------ RECORDED INFORMATION

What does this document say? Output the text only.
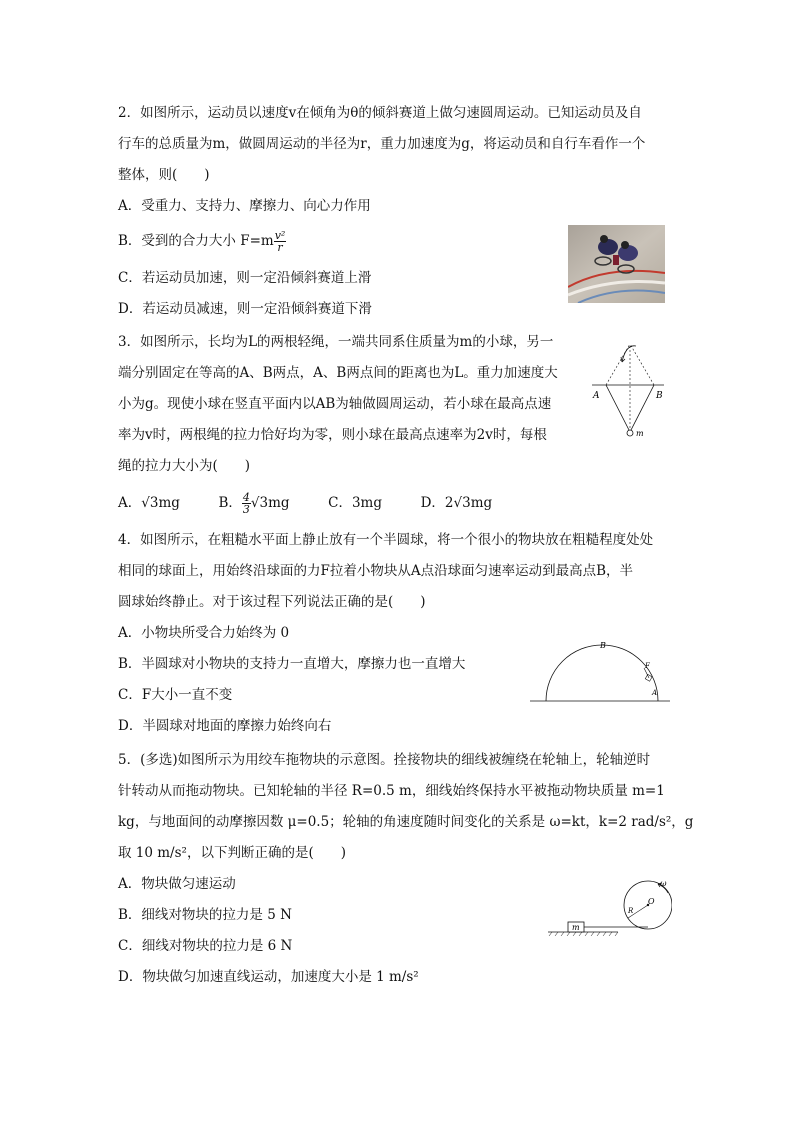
2．如图所示，运动员以速度v在倾角为θ的倾斜赛道上做匀速圆周运动。已知运动员及自
行车的总质量为m，做圆周运动的半径为r，重力加速度为g，将运动员和自行车看作一个
整体，则(　　)
A．受重力、支持力、摩擦力、向心力作用
B．受到的合力大小 $F=m \frac{\text{v²}}{r}$
C．若运动员加速，则一定沿倾斜赛道上滑
D．若运动员减速，则一定沿倾斜赛道下滑
3．如图所示，长均为L的两根轻绳，一端共同系住质量为m的小球，另一
端分别固定在等高的A、B两点，A、B两点间的距离也为L。重力加速度大
小为g。现使小球在竖直平面内以AB为轴做圆周运动，若小球在最高点速
率为v时，两根绳的拉力恰好均为零，则小球在最高点速率为2v时，每根
绳的拉力大小为(　　)
A．√3mg	B． $\frac{4}{3} √3mg$	C．3mg	D．2√3mg
A	B
m
4．如图所示，在粗糙水平面上静止放有一个半圆球，将一个很小的物块放在粗糙程度处处
相同的球面上，用始终沿球面的力F拉着小物块从A点沿球面匀速率运动到最高点B，半
圆球始终静止。对于该过程下列说法正确的是(　　)
A．小物块所受合力始终为 0
B．半圆球对小物块的支持力一直增大，摩擦力也一直增大
C．F大小一直不变
D．半圆球对地面的摩擦力始终向右
B
F
A
5．(多选)如图所示为用绞车拖物块的示意图。拴接物块的细线被缠绕在轮轴上，轮轴逆时
针转动从而拖动物块。已知轮轴的半径 R=0.5 m，细线始终保持水平被拖动物块质量 m=1
kg，与地面间的动摩擦因数 μ=0.5；轮轴的角速度随时间变化的关系是 ω=kt，k=2 rad/s²，g
取 10 m/s²，以下判断正确的是(　　)
A．物块做匀速运动
B．细线对物块的拉力是 5 N
C．细线对物块的拉力是 6 N
D．物块做匀加速直线运动，加速度大小是 1 m/s²
m
O
R
ω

------------

# [DIRECTIONS FOR THIS TASK]
Repeat the lines above exactly, and keep every picture out.

# [EXERCISE SOLUTION]
What does this document say? Output the text only.
2．如图所示，运动员以速度v在倾角为θ的倾斜赛道上做匀速圆周运动。已知运动员及自
行车的总质量为m，做圆周运动的半径为r，重力加速度为g，将运动员和自行车看作一个
整体，则(　　)
A．受重力、支持力、摩擦力、向心力作用
B．受到的合力大小 $F=m \frac{\text{v²}}{r}$
C．若运动员加速，则一定沿倾斜赛道上滑
D．若运动员减速，则一定沿倾斜赛道下滑
3．如图所示，长均为L的两根轻绳，一端共同系住质量为m的小球，另一
端分别固定在等高的A、B两点，A、B两点间的距离也为L。重力加速度大
小为g。现使小球在竖直平面内以AB为轴做圆周运动，若小球在最高点速
率为v时，两根绳的拉力恰好均为零，则小球在最高点速率为2v时，每根
绳的拉力大小为(　　)
A．√3mg	B． $\frac{4}{3} √3mg$	C．3mg	D．2√3mg
A	B
m
4．如图所示，在粗糙水平面上静止放有一个半圆球，将一个很小的物块放在粗糙程度处处
相同的球面上，用始终沿球面的力F拉着小物块从A点沿球面匀速率运动到最高点B，半
圆球始终静止。对于该过程下列说法正确的是(　　)
A．小物块所受合力始终为 0
B．半圆球对小物块的支持力一直增大，摩擦力也一直增大
C．F大小一直不变
D．半圆球对地面的摩擦力始终向右
B
F
A
5．(多选)如图所示为用绞车拖物块的示意图。拴接物块的细线被缠绕在轮轴上，轮轴逆时
针转动从而拖动物块。已知轮轴的半径 R=0.5 m，细线始终保持水平被拖动物块质量 m=1
kg，与地面间的动摩擦因数 μ=0.5；轮轴的角速度随时间变化的关系是 ω=kt，k=2 rad/s²，g
取 10 m/s²，以下判断正确的是(　　)
A．物块做匀速运动
B．细线对物块的拉力是 5 N
C．细线对物块的拉力是 6 N
D．物块做匀加速直线运动，加速度大小是 1 m/s²
m
O
R
ω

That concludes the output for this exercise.